** start of Task material **
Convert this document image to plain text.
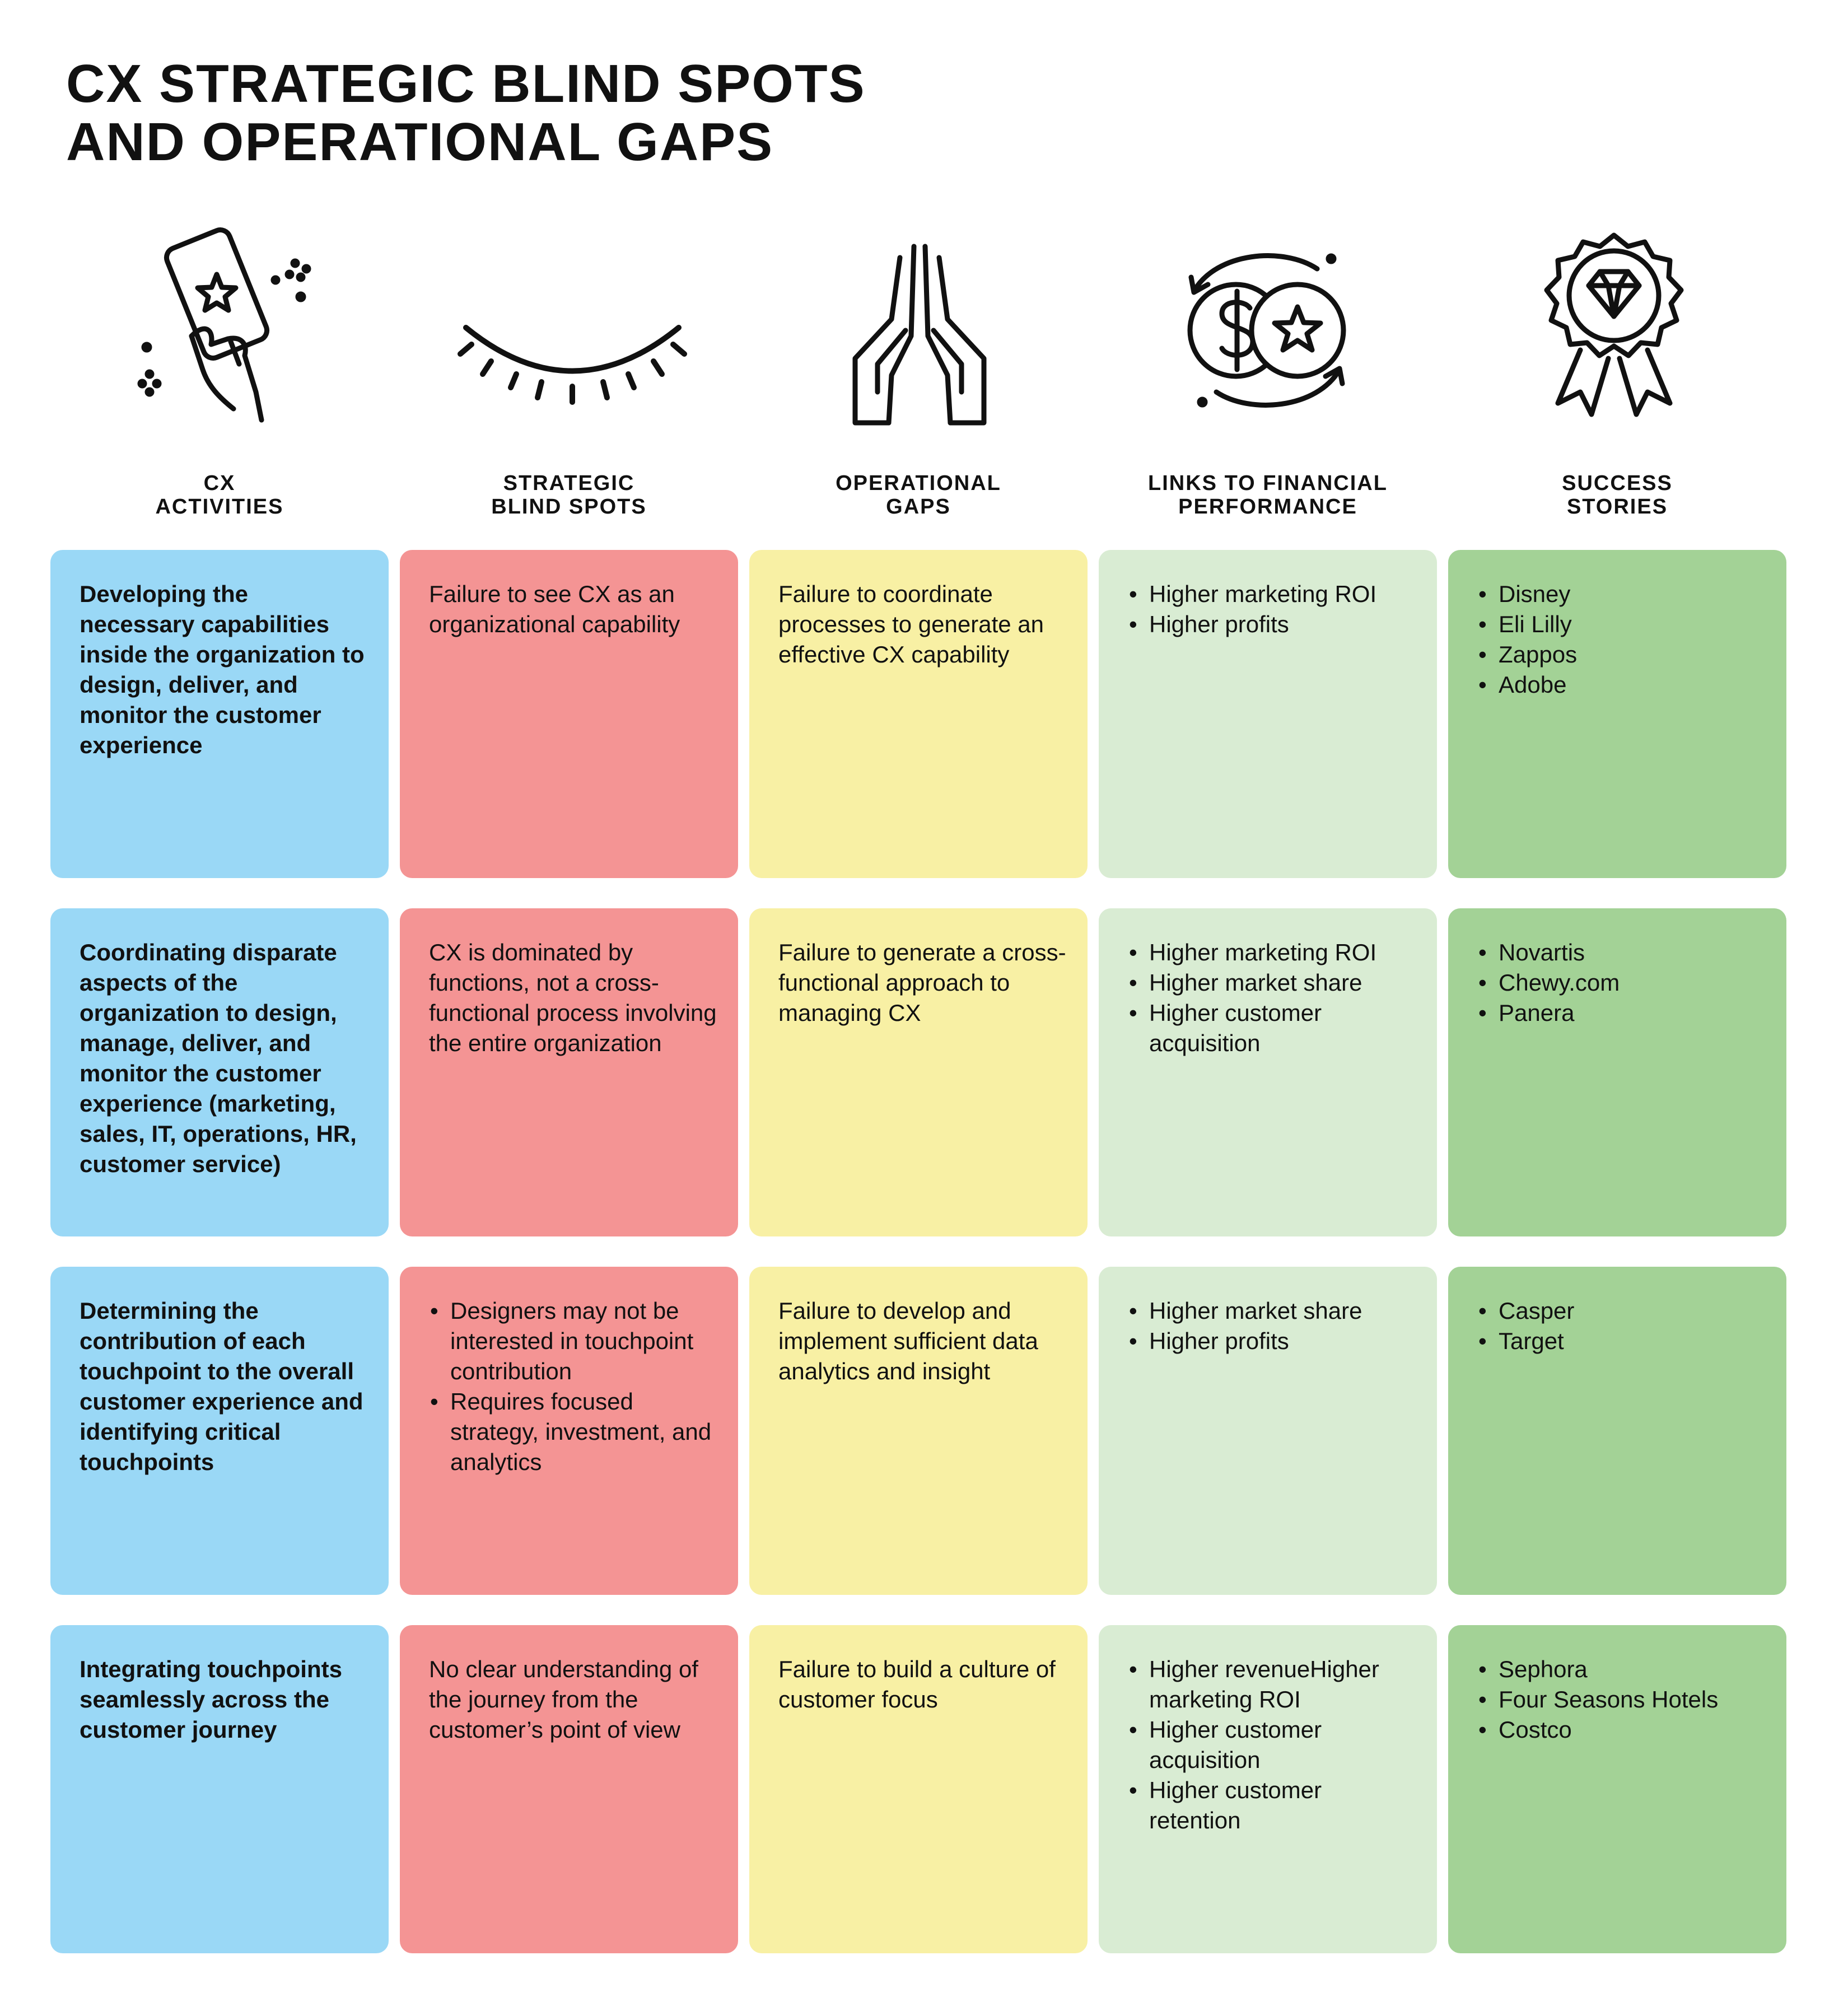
CX STRATEGIC BLIND SPOTS
AND OPERATIONAL GAPS
CX
ACTIVITIES
STRATEGIC
BLIND SPOTS
OPERATIONAL
GAPS
LINKS TO FINANCIAL
PERFORMANCE
SUCCESS
STORIES
Developing the necessary capabilities inside the organization to design, deliver, and monitor the customer experience
Failure to see CX as an organizational capability
Failure to coordinate processes to generate an effective CX capability
• Higher marketing ROI
• Higher profits
• Disney
• Eli Lilly
• Zappos
• Adobe
Coordinating disparate aspects of the organization to design, manage, deliver, and monitor the customer experience (marketing, sales, IT, operations, HR, customer service)
CX is dominated by functions, not a cross-functional process involving the entire organization
Failure to generate a cross-functional approach to managing CX
• Higher marketing ROI
• Higher market share
• Higher customer acquisition
• Novartis
• Chewy.com
• Panera
Determining the contribution of each touchpoint to the overall customer experience and identifying critical touchpoints
• Designers may not be interested in touchpoint contribution
• Requires focused strategy, investment, and analytics
Failure to develop and implement sufficient data analytics and insight
• Higher market share
• Higher profits
• Casper
• Target
Integrating touchpoints seamlessly across the customer journey
No clear understanding of the journey from the customer’s point of view
Failure to build a culture of customer focus
• Higher revenueHigher marketing ROI
• Higher customer acquisition
• Higher customer retention
• Sephora
• Four Seasons Hotels
• Costco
** end of Task material **
» **What is required**: Take the listing above and restate it word for word, without its pictures.

» **Written response**:
Convert this document image to plain text.
CX STRATEGIC BLIND SPOTS
AND OPERATIONAL GAPS
CX
ACTIVITIES
STRATEGIC
BLIND SPOTS
OPERATIONAL
GAPS
LINKS TO FINANCIAL
PERFORMANCE
SUCCESS
STORIES
Developing the necessary capabilities inside the organization to design, deliver, and monitor the customer experience
Failure to see CX as an organizational capability
Failure to coordinate processes to generate an effective CX capability
• Higher marketing ROI
• Higher profits
• Disney
• Eli Lilly
• Zappos
• Adobe
Coordinating disparate aspects of the organization to design, manage, deliver, and monitor the customer experience (marketing, sales, IT, operations, HR, customer service)
CX is dominated by functions, not a cross-functional process involving the entire organization
Failure to generate a cross-functional approach to managing CX
• Higher marketing ROI
• Higher market share
• Higher customer acquisition
• Novartis
• Chewy.com
• Panera
Determining the contribution of each touchpoint to the overall customer experience and identifying critical touchpoints
• Designers may not be interested in touchpoint contribution
• Requires focused strategy, investment, and analytics
Failure to develop and implement sufficient data analytics and insight
• Higher market share
• Higher profits
• Casper
• Target
Integrating touchpoints seamlessly across the customer journey
No clear understanding of the journey from the customer’s point of view
Failure to build a culture of customer focus
• Higher revenueHigher marketing ROI
• Higher customer acquisition
• Higher customer retention
• Sephora
• Four Seasons Hotels
• Costco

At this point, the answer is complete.